(Dataset entries on figures)
────────

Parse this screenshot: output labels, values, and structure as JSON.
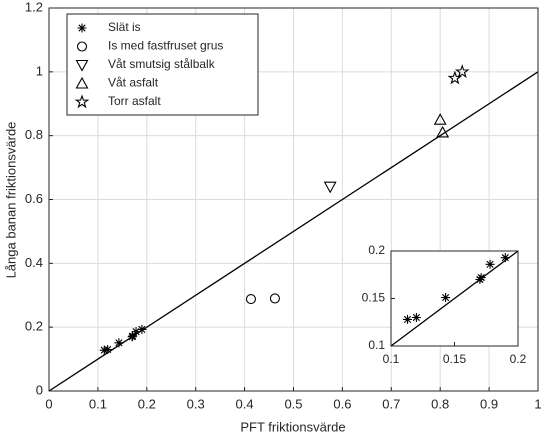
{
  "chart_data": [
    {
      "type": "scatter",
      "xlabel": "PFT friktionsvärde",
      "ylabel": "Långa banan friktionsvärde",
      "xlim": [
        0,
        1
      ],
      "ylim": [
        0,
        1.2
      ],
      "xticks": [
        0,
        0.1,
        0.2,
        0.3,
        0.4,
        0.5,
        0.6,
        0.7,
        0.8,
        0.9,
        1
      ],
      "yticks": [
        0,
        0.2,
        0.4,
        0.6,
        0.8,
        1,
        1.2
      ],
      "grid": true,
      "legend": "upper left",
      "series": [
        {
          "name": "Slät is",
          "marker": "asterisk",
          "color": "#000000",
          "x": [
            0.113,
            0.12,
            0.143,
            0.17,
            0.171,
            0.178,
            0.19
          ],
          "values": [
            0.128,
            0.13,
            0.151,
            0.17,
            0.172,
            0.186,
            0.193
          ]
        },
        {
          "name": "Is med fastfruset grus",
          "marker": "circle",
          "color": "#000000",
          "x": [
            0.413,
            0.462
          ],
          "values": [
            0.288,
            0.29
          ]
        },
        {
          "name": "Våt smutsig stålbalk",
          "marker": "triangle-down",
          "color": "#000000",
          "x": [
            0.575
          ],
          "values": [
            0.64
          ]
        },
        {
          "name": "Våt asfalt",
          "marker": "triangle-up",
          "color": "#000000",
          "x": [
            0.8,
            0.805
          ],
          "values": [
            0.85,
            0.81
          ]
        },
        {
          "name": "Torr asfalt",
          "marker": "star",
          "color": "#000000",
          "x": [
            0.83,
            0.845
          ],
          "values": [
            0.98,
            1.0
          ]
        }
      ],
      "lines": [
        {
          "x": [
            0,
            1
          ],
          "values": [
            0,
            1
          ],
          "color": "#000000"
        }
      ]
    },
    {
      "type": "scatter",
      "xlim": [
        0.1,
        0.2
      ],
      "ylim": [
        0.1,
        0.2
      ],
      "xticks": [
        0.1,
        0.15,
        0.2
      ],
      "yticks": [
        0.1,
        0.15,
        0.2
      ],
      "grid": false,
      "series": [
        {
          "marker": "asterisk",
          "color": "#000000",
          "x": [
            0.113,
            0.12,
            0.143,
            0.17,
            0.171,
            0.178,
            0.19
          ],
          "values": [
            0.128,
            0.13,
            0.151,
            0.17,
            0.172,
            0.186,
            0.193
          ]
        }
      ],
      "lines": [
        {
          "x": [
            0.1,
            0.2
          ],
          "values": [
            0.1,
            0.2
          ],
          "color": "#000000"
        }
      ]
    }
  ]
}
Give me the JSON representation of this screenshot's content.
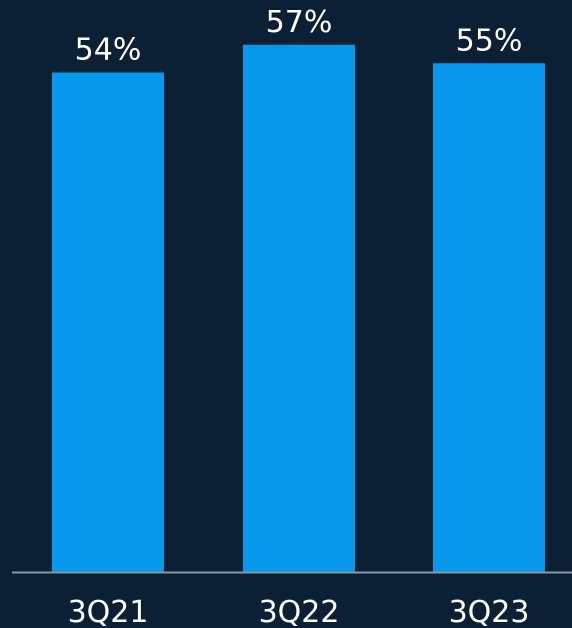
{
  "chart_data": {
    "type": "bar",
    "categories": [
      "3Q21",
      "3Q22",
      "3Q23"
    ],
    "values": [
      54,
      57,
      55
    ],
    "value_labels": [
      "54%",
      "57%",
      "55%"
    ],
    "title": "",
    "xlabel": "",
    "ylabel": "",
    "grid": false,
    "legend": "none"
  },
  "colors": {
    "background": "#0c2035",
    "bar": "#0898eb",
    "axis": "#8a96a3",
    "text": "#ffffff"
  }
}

────────

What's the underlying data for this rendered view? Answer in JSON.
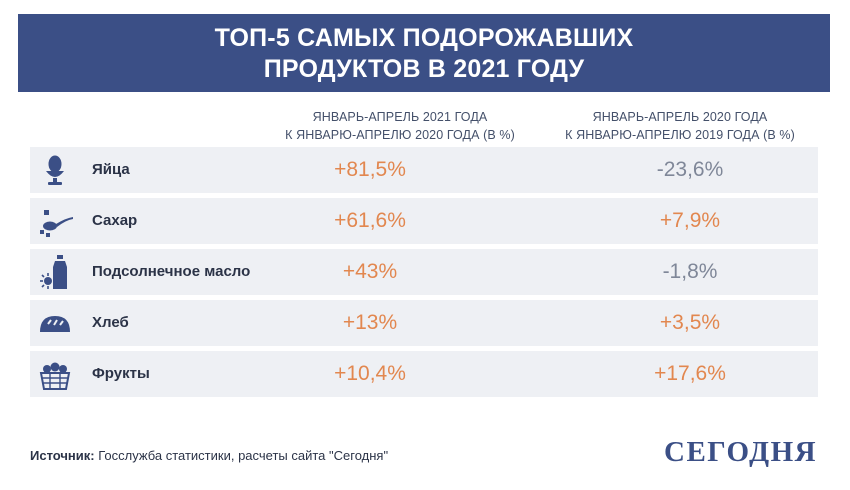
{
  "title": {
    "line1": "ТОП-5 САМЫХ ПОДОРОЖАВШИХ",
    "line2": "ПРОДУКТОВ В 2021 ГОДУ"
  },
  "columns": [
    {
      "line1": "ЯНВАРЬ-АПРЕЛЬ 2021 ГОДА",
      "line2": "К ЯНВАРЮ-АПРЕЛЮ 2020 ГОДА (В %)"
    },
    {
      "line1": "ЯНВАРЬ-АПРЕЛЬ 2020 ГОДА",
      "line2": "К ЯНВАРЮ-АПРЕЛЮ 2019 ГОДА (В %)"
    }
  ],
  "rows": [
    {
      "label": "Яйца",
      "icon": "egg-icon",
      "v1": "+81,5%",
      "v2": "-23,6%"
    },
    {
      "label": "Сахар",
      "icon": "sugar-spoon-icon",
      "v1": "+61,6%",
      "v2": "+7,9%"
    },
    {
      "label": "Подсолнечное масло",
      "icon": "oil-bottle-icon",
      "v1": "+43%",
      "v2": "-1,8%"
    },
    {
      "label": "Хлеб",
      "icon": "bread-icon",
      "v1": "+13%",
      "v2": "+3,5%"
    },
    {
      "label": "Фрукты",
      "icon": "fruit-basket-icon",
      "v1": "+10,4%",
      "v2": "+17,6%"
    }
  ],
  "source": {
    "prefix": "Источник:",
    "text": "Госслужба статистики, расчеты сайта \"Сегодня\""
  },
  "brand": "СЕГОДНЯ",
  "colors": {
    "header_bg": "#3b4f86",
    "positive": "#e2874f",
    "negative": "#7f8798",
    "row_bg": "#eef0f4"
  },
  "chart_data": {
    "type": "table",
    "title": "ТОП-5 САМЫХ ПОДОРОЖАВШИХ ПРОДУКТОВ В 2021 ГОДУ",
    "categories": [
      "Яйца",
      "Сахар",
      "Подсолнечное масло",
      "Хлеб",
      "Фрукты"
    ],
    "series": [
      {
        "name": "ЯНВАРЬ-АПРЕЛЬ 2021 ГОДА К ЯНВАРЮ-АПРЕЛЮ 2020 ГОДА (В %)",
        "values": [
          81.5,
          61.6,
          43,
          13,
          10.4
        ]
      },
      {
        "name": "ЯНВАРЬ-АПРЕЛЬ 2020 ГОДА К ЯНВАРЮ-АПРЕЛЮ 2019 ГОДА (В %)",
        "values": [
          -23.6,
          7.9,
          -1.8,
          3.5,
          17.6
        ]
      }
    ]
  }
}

────────

> [WHAT THIS TASK INVOLVES]
Read the data above and pull out each line that holds the string "friktionsvärde".

> [ANSWER IN FULL]
      "xlabel": "PFT friktionsvärde",
      "ylabel": "Långa banan friktionsvärde",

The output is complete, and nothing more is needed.